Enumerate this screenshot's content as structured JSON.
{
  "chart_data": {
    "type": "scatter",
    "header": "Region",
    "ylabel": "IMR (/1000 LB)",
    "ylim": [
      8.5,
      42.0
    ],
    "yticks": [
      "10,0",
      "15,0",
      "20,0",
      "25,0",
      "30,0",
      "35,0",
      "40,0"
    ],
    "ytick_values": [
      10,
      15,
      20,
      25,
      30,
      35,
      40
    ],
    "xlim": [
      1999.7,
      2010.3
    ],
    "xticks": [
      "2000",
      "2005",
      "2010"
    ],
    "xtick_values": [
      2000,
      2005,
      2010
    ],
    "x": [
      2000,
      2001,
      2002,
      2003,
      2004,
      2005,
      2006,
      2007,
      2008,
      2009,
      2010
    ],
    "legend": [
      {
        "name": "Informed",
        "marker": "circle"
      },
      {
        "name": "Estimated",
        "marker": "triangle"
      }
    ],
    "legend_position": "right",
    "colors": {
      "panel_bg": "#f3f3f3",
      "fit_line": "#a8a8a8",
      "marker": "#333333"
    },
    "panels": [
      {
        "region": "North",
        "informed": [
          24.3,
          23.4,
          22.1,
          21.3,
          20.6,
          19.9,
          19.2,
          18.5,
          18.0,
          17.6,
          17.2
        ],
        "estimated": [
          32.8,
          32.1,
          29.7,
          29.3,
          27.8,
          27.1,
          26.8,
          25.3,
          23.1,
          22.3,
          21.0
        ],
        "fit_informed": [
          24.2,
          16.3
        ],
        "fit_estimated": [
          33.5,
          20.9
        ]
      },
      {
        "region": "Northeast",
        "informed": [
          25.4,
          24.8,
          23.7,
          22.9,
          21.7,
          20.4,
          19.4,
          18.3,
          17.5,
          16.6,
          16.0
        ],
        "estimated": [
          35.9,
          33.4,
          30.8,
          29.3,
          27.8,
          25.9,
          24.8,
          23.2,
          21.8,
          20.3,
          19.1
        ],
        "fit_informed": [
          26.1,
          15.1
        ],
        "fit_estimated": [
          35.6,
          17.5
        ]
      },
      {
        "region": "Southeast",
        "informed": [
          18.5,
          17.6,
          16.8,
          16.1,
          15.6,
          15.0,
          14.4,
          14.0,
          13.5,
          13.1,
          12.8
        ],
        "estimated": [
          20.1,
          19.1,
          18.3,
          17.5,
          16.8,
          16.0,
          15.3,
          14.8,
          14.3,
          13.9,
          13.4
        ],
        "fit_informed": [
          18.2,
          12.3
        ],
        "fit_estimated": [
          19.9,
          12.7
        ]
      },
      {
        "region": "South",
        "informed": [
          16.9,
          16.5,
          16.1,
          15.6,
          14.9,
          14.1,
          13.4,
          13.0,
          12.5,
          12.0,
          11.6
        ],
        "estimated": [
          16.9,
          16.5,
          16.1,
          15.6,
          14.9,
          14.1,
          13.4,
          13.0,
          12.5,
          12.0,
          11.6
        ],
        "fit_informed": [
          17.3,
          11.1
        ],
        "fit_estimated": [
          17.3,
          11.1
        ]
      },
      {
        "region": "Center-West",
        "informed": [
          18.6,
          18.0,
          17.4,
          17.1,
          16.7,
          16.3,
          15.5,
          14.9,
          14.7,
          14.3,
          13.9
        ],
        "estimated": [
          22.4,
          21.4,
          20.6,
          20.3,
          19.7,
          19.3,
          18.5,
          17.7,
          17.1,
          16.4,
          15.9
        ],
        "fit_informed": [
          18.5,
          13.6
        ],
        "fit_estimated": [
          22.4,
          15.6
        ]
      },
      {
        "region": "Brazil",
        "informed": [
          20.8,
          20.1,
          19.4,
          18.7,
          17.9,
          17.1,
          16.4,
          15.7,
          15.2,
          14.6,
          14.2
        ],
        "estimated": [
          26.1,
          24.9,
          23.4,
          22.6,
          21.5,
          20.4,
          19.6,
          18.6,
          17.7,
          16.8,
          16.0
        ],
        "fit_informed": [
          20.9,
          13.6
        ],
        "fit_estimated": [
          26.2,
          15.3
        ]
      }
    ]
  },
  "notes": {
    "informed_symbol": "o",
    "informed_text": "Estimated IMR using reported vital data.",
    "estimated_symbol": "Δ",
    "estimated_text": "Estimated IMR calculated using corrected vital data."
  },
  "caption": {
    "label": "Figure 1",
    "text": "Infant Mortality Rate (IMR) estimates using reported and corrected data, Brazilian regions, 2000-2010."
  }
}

Written problem: Say, as a number only, how many lines of the data contain "using".

Final result: 3